Problem set →
A - From the Kannada transcription notebook, print everything from "import traceback" down to "for Kannada (kn-IN)?".
B - In the Kannada transcription notebook, how long is the test file?

Page extract →
— Begin —
Test basic Kannada transcription without speaker separation.

**Test file**: `+919742536994_3_converted.mp3` (10 seconds, shortest file)

In [None]:
# Initialize client
client = AzureBatchTranscription()

# Test with shortest file (10 seconds)
test_file = "+919742536994_3_converted.mp3"

print("="*80)
print("TEST 1: Basic Transcription (NO Diarization)")
print("="*80)

try:
    result_no_diarization = client.transcribe_file(
        blob_name=test_file,
        locale="kn-IN",
        enable_diarization=False,  # Test without diarization first
        poll_interval=3,
        max_wait_time=300
    )
    
    print("\n" + "="*80)
    print("RESULT")
    print("="*80)
    print(f"Duration: {result_no_diarization['duration']:.1f} seconds")
    print(f"Cost: ${result_no_diarization['cost']:.4f}")
    print(f"Segments: {len(result_no_diarization['segments'])}")
    print(f"\nTranscription text:\n{result_no_diarization['text'][:500]}")
    
    # Save result
    output_file = output_dir / f"{Path(test_file).stem}_no_diarization.json"
    with open(output_file, 'w', encoding='utf-8') as f:
        json.dump(result_no_diarization, f, indent=2, ensure_ascii=False)
    print(f"\n✓ Saved to: {output_file}")
    
except Exception as e:
    print(f"\n❌ Error: {e}")
    import traceback
    traceback.print_exc()

## Test 2: Single File WITH Diarization

**Critical Test**: Does Azure support diarization for Kannada (kn-IN)?

This is undocumented in Azure's official docs—we're testing it empirically.

In [None]:
print("="*80)
print("TEST 2: Transcription WITH Diarization (Speaker Separation)")
print("="*80)
print("Testing if Azure supports diarization for Kannada (kn-IN)...\n")

try:
    result_with_diarization = client.transcribe_file(
        blob_name=test_file,
        locale="kn-IN",
        enable_diarization=True,  # Enable speaker separation
        min_speakers=2,  # Tutor + child
        max_speakers=2,
        poll_interval=3,
        max_wait_time=300
    )
— End —
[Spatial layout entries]
— Begin —
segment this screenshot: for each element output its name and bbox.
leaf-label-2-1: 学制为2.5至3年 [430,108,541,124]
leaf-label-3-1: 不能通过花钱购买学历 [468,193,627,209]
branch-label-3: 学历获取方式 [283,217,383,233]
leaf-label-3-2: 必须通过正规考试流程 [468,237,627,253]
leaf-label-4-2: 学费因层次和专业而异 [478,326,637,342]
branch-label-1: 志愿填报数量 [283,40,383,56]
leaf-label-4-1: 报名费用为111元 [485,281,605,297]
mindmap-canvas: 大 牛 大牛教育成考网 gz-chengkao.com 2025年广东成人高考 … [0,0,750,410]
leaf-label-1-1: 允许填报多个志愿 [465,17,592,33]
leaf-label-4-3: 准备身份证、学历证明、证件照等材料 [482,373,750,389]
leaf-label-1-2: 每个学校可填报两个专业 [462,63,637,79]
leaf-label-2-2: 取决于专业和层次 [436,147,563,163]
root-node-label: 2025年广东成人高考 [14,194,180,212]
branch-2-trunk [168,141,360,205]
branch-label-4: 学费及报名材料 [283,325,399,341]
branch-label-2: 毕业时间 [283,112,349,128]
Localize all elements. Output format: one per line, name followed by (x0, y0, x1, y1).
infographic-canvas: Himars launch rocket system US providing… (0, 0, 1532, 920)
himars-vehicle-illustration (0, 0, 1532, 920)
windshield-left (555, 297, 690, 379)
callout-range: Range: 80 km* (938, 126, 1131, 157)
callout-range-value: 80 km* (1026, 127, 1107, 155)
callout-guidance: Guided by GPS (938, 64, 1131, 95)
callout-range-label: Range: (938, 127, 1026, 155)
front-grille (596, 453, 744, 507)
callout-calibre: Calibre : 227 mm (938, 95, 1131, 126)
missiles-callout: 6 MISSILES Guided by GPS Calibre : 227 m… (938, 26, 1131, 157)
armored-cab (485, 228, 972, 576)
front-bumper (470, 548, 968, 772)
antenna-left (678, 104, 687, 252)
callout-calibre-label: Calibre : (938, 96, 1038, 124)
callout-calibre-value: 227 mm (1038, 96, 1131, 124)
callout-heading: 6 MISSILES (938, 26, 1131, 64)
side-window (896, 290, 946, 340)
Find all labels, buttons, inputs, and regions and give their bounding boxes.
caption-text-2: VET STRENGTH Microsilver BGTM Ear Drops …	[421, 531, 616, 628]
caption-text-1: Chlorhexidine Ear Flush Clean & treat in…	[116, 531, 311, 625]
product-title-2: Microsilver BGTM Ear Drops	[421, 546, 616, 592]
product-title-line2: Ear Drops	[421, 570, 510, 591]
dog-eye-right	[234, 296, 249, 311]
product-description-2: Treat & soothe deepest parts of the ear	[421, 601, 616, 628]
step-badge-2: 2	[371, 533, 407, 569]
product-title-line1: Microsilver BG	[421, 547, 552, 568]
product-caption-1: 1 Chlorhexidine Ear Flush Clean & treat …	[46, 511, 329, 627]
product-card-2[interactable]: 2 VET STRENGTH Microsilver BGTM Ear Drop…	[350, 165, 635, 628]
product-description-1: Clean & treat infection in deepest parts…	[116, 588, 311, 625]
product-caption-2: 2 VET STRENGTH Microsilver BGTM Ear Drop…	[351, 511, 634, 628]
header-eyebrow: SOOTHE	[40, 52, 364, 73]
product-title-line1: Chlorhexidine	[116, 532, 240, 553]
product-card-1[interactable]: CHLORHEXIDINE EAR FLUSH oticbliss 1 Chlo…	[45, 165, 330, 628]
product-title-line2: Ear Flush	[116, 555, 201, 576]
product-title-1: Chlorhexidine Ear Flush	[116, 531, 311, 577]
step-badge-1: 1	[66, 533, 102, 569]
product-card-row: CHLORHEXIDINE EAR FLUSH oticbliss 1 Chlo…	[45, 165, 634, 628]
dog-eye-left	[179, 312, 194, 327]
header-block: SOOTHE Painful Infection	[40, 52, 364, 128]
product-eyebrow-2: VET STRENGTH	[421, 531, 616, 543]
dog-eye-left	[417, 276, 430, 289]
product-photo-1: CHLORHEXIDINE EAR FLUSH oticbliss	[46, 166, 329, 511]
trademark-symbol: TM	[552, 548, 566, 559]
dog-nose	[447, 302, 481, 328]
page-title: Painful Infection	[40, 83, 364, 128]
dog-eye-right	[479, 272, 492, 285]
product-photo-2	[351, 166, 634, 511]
— End —
Task results →
A -
import traceback
    traceback.print_exc()

## Test 2: Single File WITH Diarization

**Critical Test**: Does Azure support diarization for Kannada (kn-IN)?

B - 10 seconds